• _SET TASK_:
Go through the listing and copy every line word for word.

** begin DATASET ROWS **

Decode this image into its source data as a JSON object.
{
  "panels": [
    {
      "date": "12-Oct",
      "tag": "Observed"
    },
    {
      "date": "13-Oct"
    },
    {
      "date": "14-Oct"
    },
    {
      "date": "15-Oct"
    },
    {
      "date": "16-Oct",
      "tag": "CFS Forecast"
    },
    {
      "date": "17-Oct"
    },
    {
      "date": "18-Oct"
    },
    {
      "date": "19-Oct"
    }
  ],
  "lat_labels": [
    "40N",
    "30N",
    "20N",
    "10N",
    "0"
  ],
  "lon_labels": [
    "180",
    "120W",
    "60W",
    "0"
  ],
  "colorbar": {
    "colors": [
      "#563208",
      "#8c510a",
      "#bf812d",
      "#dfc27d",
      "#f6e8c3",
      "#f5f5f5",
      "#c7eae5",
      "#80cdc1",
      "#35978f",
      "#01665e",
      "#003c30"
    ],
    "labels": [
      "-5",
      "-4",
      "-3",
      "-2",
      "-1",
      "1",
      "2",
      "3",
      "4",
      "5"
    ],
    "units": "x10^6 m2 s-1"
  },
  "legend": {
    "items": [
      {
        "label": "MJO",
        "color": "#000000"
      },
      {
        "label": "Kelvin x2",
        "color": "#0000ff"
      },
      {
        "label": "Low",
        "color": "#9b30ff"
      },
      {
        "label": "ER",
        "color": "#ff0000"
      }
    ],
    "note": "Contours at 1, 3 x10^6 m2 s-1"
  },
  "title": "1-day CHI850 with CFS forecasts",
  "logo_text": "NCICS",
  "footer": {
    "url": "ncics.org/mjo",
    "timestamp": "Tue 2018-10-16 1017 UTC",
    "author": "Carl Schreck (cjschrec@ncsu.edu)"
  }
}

** end DATASET ROWS **

• _FULL ANSWER_:
Decode this image into its source data as a JSON object.
{
  "panels": [
    {
      "date": "12-Oct",
      "tag": "Observed"
    },
    {
      "date": "13-Oct"
    },
    {
      "date": "14-Oct"
    },
    {
      "date": "15-Oct"
    },
    {
      "date": "16-Oct",
      "tag": "CFS Forecast"
    },
    {
      "date": "17-Oct"
    },
    {
      "date": "18-Oct"
    },
    {
      "date": "19-Oct"
    }
  ],
  "lat_labels": [
    "40N",
    "30N",
    "20N",
    "10N",
    "0"
  ],
  "lon_labels": [
    "180",
    "120W",
    "60W",
    "0"
  ],
  "colorbar": {
    "colors": [
      "#563208",
      "#8c510a",
      "#bf812d",
      "#dfc27d",
      "#f6e8c3",
      "#f5f5f5",
      "#c7eae5",
      "#80cdc1",
      "#35978f",
      "#01665e",
      "#003c30"
    ],
    "labels": [
      "-5",
      "-4",
      "-3",
      "-2",
      "-1",
      "1",
      "2",
      "3",
      "4",
      "5"
    ],
    "units": "x10^6 m2 s-1"
  },
  "legend": {
    "items": [
      {
        "label": "MJO",
        "color": "#000000"
      },
      {
        "label": "Kelvin x2",
        "color": "#0000ff"
      },
      {
        "label": "Low",
        "color": "#9b30ff"
      },
      {
        "label": "ER",
        "color": "#ff0000"
      }
    ],
    "note": "Contours at 1, 3 x10^6 m2 s-1"
  },
  "title": "1-day CHI850 with CFS forecasts",
  "logo_text": "NCICS",
  "footer": {
    "url": "ncics.org/mjo",
    "timestamp": "Tue 2018-10-16 1017 UTC",
    "author": "Carl Schreck (cjschrec@ncsu.edu)"
  }
}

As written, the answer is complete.